Saved entries:

** BEGIN **

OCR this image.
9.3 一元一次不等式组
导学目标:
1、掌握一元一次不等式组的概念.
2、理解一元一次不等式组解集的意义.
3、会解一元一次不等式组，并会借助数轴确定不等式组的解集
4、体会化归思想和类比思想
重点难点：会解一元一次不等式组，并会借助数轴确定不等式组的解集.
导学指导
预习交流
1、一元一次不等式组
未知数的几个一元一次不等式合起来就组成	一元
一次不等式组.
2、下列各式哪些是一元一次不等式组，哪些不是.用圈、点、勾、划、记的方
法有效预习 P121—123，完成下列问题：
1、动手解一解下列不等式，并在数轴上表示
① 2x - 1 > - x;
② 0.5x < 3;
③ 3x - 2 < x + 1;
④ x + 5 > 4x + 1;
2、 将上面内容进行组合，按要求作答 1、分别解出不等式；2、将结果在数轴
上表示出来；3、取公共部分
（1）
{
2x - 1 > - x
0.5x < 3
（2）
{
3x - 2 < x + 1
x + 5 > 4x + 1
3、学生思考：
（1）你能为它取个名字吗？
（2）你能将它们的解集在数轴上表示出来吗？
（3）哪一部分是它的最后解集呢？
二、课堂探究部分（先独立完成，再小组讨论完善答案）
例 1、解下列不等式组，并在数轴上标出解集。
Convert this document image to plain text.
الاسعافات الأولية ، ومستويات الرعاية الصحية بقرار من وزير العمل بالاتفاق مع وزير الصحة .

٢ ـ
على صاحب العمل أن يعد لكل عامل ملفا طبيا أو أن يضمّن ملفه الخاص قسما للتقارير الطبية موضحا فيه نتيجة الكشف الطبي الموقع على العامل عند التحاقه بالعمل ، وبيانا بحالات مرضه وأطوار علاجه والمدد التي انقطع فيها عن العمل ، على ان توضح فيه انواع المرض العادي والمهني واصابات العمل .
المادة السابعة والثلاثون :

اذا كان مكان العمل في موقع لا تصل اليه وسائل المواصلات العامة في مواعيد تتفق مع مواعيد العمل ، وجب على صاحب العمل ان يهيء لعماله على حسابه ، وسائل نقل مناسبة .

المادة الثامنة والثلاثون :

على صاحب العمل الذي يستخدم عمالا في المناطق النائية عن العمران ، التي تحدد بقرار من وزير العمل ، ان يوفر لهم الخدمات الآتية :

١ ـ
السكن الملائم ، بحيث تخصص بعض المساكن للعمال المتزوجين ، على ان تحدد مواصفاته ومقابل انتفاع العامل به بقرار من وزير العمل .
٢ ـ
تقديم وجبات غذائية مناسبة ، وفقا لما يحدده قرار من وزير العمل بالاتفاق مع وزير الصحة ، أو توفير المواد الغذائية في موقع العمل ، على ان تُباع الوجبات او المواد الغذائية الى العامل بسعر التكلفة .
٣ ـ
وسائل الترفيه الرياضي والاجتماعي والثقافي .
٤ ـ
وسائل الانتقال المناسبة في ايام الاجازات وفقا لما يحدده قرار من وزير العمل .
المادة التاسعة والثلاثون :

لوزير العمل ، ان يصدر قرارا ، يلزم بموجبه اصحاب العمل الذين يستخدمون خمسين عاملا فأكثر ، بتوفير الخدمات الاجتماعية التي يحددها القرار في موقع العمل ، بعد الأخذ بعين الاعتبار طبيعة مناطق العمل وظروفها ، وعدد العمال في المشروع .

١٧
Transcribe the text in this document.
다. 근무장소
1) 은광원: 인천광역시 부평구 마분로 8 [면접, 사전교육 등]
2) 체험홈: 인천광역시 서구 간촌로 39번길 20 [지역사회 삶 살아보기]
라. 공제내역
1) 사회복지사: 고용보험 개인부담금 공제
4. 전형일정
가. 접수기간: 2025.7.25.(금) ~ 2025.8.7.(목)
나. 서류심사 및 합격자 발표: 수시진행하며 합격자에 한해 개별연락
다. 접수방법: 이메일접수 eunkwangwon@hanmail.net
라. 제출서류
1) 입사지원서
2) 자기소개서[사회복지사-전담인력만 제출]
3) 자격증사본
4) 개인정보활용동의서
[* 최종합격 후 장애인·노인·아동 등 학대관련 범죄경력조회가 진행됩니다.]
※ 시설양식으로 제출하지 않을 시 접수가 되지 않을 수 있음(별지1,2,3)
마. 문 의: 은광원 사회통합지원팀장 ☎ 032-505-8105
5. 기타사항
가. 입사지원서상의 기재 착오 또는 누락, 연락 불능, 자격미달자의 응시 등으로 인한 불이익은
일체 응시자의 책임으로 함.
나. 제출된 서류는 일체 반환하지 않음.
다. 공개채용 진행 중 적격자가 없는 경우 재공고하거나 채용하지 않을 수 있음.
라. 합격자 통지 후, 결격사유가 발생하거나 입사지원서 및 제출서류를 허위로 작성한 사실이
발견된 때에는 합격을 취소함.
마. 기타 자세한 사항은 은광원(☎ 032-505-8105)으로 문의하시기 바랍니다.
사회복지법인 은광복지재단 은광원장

** END **

EXERCISE DETAILS: Extract all lines from the data in which "인천광역시" is found.

RESULT OF THE TASK:
1) 은광원: 인천광역시 부평구 마분로 8 [면접, 사전교육 등]
2) 체험홈: 인천광역시 서구 간촌로 39번길 20 [지역사회 삶 살아보기]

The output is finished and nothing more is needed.